Start
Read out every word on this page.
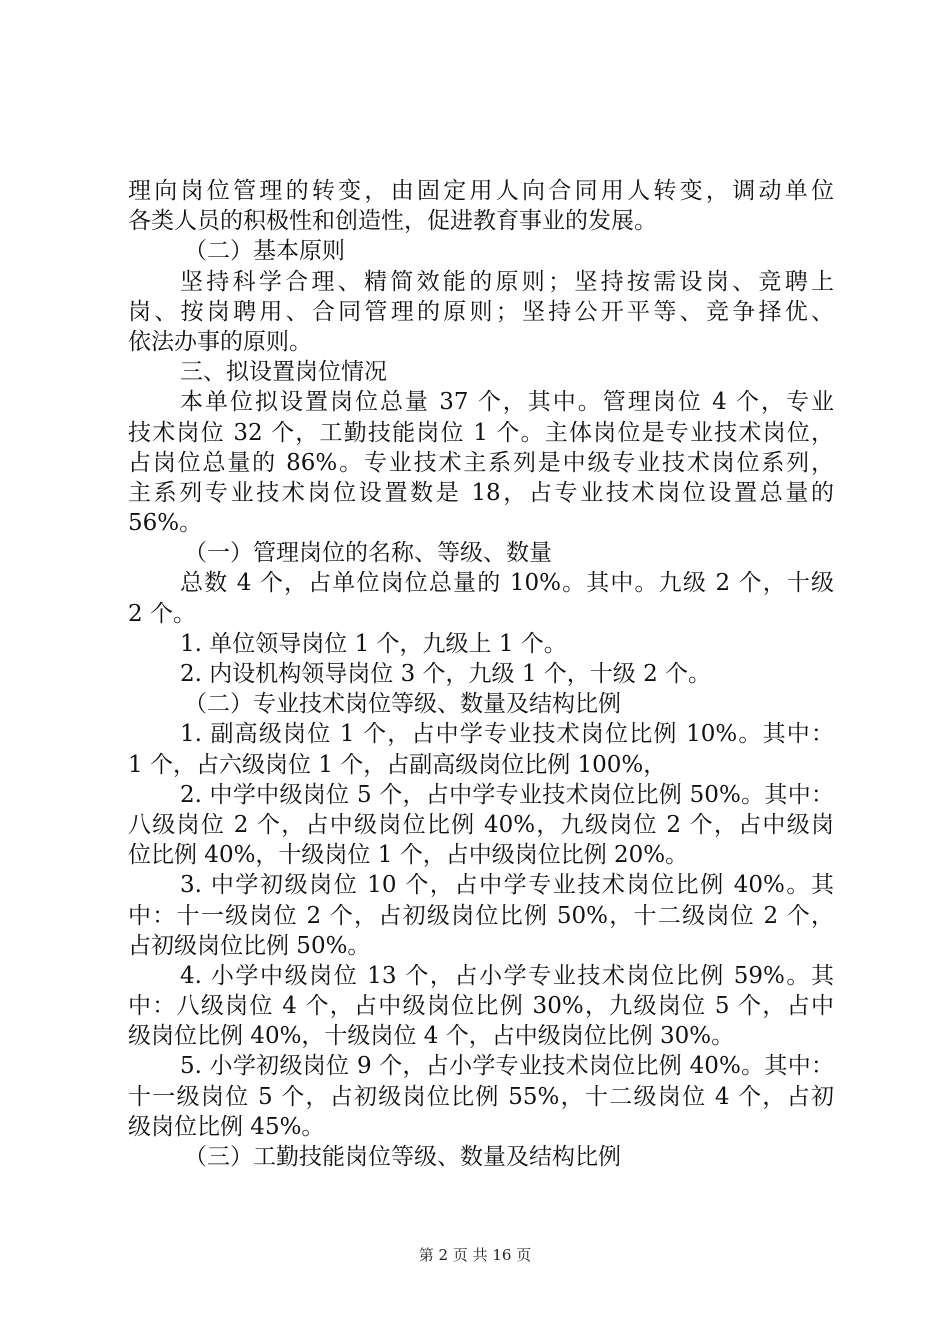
理向岗位管理的转变，由固定用人向合同用人转变，调动单位
各类人员的积极性和创造性，促进教育事业的发展。
（二）基本原则
坚持科学合理、精简效能的原则；坚持按需设岗、竞聘上
岗、按岗聘用、合同管理的原则；坚持公开平等、竞争择优、
依法办事的原则。
三、拟设置岗位情况
本单位拟设置岗位总量 37 个，其中。管理岗位 4 个，专业
技术岗位 32 个，工勤技能岗位 1 个。主体岗位是专业技术岗位，
占岗位总量的 86%。专业技术主系列是中级专业技术岗位系列，
主系列专业技术岗位设置数是 18，占专业技术岗位设置总量的
56%。
（一）管理岗位的名称、等级、数量
总数 4 个，占单位岗位总量的 10%。其中。九级 2 个，十级
2 个。
1. 单位领导岗位 1 个，九级上 1 个。
2. 内设机构领导岗位 3 个，九级 1 个，十级 2 个。
（二）专业技术岗位等级、数量及结构比例
1. 副高级岗位 1 个，占中学专业技术岗位比例 10%。其中：
1 个，占六级岗位 1 个，占副高级岗位比例 100%，
2. 中学中级岗位 5 个，占中学专业技术岗位比例 50%。其中：
八级岗位 2 个，占中级岗位比例 40%，九级岗位 2 个，占中级岗
位比例 40%，十级岗位 1 个，占中级岗位比例 20%。
3. 中学初级岗位 10 个，占中学专业技术岗位比例 40%。其
中：十一级岗位 2 个，占初级岗位比例 50%，十二级岗位 2 个，
占初级岗位比例 50%。
4. 小学中级岗位 13 个，占小学专业技术岗位比例 59%。其
中：八级岗位 4 个，占中级岗位比例 30%，九级岗位 5 个，占中
级岗位比例 40%，十级岗位 4 个，占中级岗位比例 30%。
5. 小学初级岗位 9 个，占小学专业技术岗位比例 40%。其中：
十一级岗位 5 个，占初级岗位比例 55%，十二级岗位 4 个，占初
级岗位比例 45%。
（三）工勤技能岗位等级、数量及结构比例
第 2 页 共 16 页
End
**Short task**. Every line of the listing that holds "八级岗位" should be found and copied.

**Full answer**.
八级岗位 2 个，占中级岗位比例 40%，九级岗位 2 个，占中级岗
中：八级岗位 4 个，占中级岗位比例 30%，九级岗位 5 个，占中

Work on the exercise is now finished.